• **Qué hacer**
Transcribe literalmente el fragmento del texto sobre la liturgia y el latín que comienza con "La liturgia no" y continúa hasta "de su cincuentenario.".

• **Texto proporcionado**
La liturgia no es un juego con los sentimientos religiosos de espaldas al mundo, sino preparación para el servicio en el mundo en la unidad interna de amor a Dios y amor al prójimo
Mientras prosigue el importante viaje del papa a México, precedido por el histórico abrazo de La Habana entre Francisco y Kiril, la Iglesia acaba de celebrar el primer domingo de Cuaresma. Como es sabido, se trata de uno de los tiempos fuertes de la liturgia; me anima a recordar, como hice hace unos días en tertulia con viejos amigos, algunas ideas en torno a la reforma introducida a raíz del Concilio Vaticano II, dentro de la conmemoración actual de su cincuentenario.
El primer documento importante del Concilio −cito de memoria− fue la Constitución sobre la liturgia, proclamada el 4 de diciembre de 1963. Enlazaba con cambios precedentes introducidos por Pío XII en la semana santa, de acuerdo con la doctrina de textos básicos como Mystici corporis (1943) y Mediator Dei (1947). La reforma resultaba imprescindible para impulsar los grandes objetivos de santidad y evangelización anhelados por el papa Juan XXIII.
Incidentalmente, al hablar o escribir de estos temas, suelo romper una lanza muy personal sobre el uso de la lengua latina. Cuando muchos años después del Concilio, Benedicto XVI dio carta de naturaleza a la forma extraordinaria de la misa dentro del rito latino, muchos sintetizaron la cuestión como una vuelta al latín. No era tal, ni mucho menos. Entre otras razones, porque −aunque tal vez sea menos conocido− Juan XXIII era ferviente partidario del estudio y empleo de esa lengua clásica en la Iglesia.
El papa Juan dictó en 1962 una Constitución Apostólica, Veterum sapientia, para fomentar el estudio de esa lengua. Lo consideraba indispensable para la formación de los futuros sacerdotes, y apelaba a la responsabilidad de obispos y superiores religiosos. Además, instó a la entonces Sagrada Congregación de Seminarios y Universidades, a crear un Instituto Académico de la lengua latina.
Todo esto fue decayendo. La afición al latín se convirtió en un hobby casi elitista, aunque sus cultivadores católicos sólo superficialmente coincidirían con reacciones tipo Lefebvre: a diferente de éste, aceptaban plenamente la doctrina del Concilio Vaticano II, y agradecían a Pablo VI que la edición típica del misal romano, aprobada poco después, fuera el texto latino, así como la recomendación de que en iglesias de las grandes diócesis no faltasen celebraciones en esa lengua.

• **Material proporcionado**
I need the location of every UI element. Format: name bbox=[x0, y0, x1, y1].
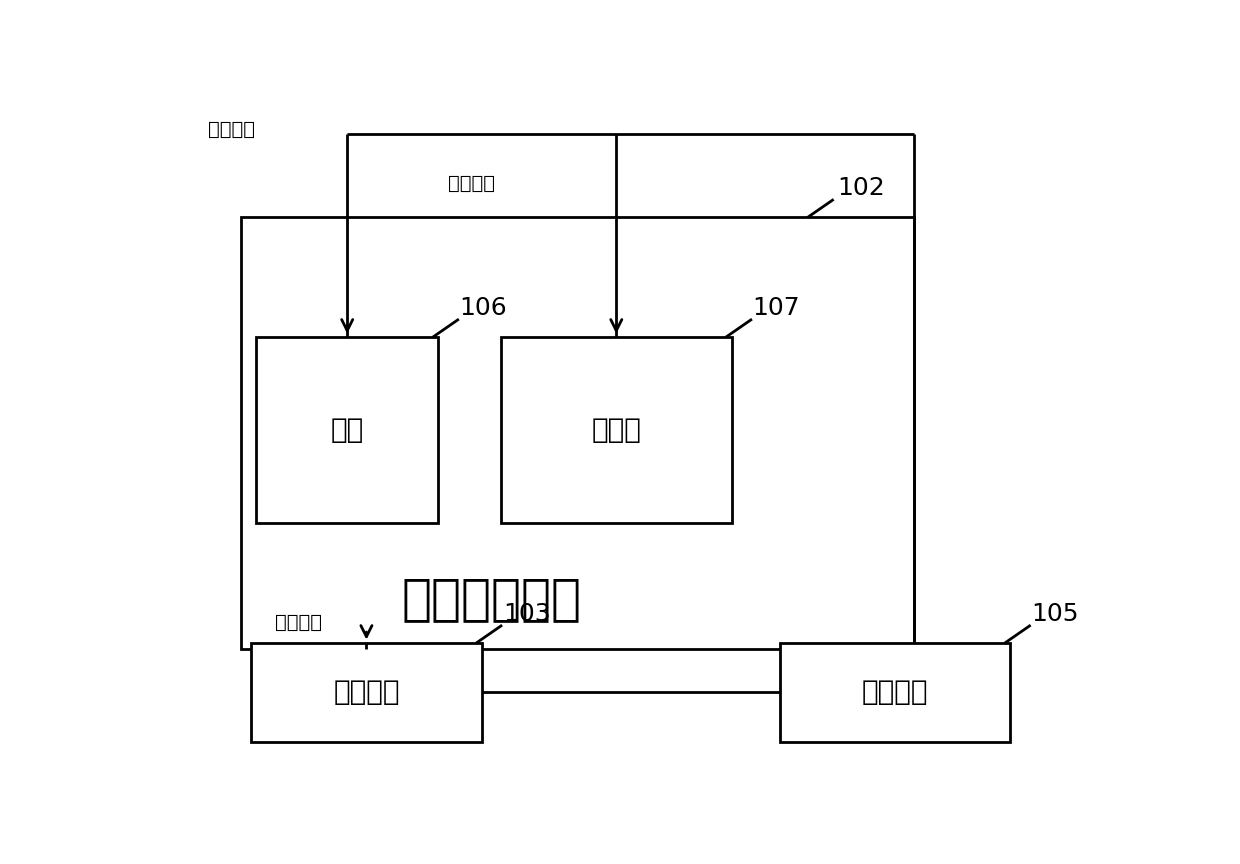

• **Respuesta escrita**
La liturgia no es un juego con los sentimientos religiosos de espaldas al mundo, sino preparación para el servicio en el mundo en la unidad interna de amor a Dios y amor al prójimo
Mientras prosigue el importante viaje del papa a México, precedido por el histórico abrazo de La Habana entre Francisco y Kiril, la Iglesia acaba de celebrar el primer domingo de Cuaresma. Como es sabido, se trata de uno de los tiempos fuertes de la liturgia; me anima a recordar, como hice hace unos días en tertulia con viejos amigos, algunas ideas en torno a la reforma introducida a raíz del Concilio Vaticano II, dentro de la conmemoración actual de su cincuentenario.